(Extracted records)
"""
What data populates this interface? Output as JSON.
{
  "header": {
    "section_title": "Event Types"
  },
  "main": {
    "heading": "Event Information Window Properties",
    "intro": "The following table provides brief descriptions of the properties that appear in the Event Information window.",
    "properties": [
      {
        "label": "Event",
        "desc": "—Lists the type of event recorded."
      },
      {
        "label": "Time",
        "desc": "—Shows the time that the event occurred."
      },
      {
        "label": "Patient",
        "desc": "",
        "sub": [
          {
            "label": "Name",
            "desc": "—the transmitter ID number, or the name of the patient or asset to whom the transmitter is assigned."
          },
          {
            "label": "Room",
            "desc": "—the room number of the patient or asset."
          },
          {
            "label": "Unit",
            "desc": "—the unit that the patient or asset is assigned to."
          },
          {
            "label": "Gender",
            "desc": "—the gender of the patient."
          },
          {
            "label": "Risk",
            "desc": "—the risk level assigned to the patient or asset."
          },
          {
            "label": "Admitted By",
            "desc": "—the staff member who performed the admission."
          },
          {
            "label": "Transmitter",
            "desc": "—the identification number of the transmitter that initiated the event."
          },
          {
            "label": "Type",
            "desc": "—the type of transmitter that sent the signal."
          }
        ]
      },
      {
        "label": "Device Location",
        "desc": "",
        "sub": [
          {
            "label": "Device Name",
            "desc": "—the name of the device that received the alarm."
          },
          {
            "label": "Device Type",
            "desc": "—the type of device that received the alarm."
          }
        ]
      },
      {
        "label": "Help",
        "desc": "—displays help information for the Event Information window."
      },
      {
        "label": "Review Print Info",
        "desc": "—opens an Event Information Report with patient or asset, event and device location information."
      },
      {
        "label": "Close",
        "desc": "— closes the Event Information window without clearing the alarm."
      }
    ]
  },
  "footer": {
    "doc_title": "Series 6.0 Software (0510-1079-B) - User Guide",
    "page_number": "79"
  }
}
"""
> [The request] Transcribe each entry precisely, missing none.

> [Solution below]
What data populates this interface? Output as JSON.
{
  "header": {
    "section_title": "Event Types"
  },
  "main": {
    "heading": "Event Information Window Properties",
    "intro": "The following table provides brief descriptions of the properties that appear in the Event Information window.",
    "properties": [
      {
        "label": "Event",
        "desc": "—Lists the type of event recorded."
      },
      {
        "label": "Time",
        "desc": "—Shows the time that the event occurred."
      },
      {
        "label": "Patient",
        "desc": "",
        "sub": [
          {
            "label": "Name",
            "desc": "—the transmitter ID number, or the name of the patient or asset to whom the transmitter is assigned."
          },
          {
            "label": "Room",
            "desc": "—the room number of the patient or asset."
          },
          {
            "label": "Unit",
            "desc": "—the unit that the patient or asset is assigned to."
          },
          {
            "label": "Gender",
            "desc": "—the gender of the patient."
          },
          {
            "label": "Risk",
            "desc": "—the risk level assigned to the patient or asset."
          },
          {
            "label": "Admitted By",
            "desc": "—the staff member who performed the admission."
          },
          {
            "label": "Transmitter",
            "desc": "—the identification number of the transmitter that initiated the event."
          },
          {
            "label": "Type",
            "desc": "—the type of transmitter that sent the signal."
          }
        ]
      },
      {
        "label": "Device Location",
        "desc": "",
        "sub": [
          {
            "label": "Device Name",
            "desc": "—the name of the device that received the alarm."
          },
          {
            "label": "Device Type",
            "desc": "—the type of device that received the alarm."
          }
        ]
      },
      {
        "label": "Help",
        "desc": "—displays help information for the Event Information window."
      },
      {
        "label": "Review Print Info",
        "desc": "—opens an Event Information Report with patient or asset, event and device location information."
      },
      {
        "label": "Close",
        "desc": "— closes the Event Information window without clearing the alarm."
      }
    ]
  },
  "footer": {
    "doc_title": "Series 6.0 Software (0510-1079-B) - User Guide",
    "page_number": "79"
  }
}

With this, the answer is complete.